_Aim of the task:_
Select, from the material below, each line with "sides" in it.

_Exercise input:_
■ ■ ■ ■
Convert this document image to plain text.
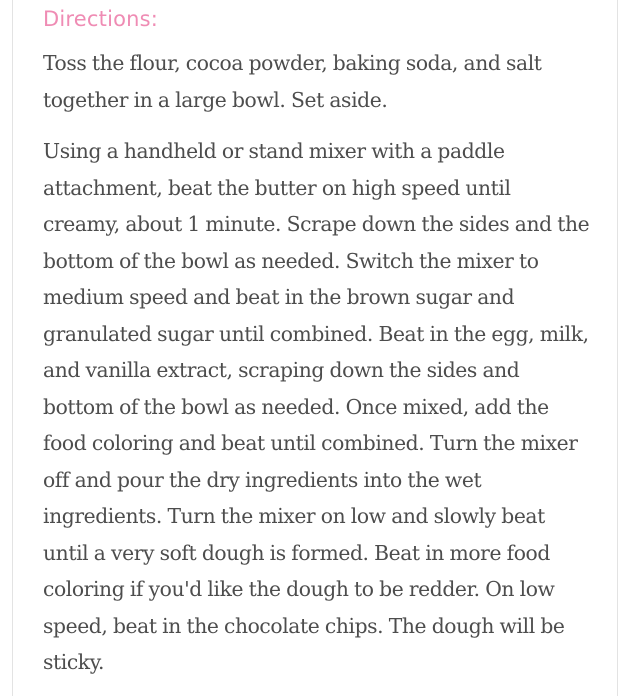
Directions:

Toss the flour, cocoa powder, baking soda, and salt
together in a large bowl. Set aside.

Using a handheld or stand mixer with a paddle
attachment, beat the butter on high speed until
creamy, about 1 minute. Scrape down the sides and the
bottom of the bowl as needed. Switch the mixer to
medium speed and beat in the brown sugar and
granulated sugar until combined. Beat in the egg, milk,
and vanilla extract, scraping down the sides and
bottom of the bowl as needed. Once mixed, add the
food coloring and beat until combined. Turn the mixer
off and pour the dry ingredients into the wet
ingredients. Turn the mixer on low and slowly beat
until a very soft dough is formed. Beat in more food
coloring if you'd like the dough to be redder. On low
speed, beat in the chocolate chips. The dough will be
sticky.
■ ■ ■ ■
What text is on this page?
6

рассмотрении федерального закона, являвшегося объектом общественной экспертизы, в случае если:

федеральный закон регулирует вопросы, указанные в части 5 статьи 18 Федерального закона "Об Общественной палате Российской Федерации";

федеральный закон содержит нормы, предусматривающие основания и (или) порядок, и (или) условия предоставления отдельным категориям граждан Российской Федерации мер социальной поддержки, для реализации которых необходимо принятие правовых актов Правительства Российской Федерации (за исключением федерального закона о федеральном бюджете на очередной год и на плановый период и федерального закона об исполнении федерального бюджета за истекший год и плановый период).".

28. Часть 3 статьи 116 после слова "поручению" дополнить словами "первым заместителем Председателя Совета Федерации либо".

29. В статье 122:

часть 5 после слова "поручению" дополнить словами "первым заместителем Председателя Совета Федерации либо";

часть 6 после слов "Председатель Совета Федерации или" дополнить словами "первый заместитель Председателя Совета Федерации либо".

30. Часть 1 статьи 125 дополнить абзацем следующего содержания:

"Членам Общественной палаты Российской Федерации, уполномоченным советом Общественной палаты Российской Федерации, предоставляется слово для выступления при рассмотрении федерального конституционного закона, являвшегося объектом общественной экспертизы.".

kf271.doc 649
■ ■ ■ ■
_Solution for this exercise:_
creamy, about 1 minute. Scrape down the sides and the
and vanilla extract, scraping down the sides and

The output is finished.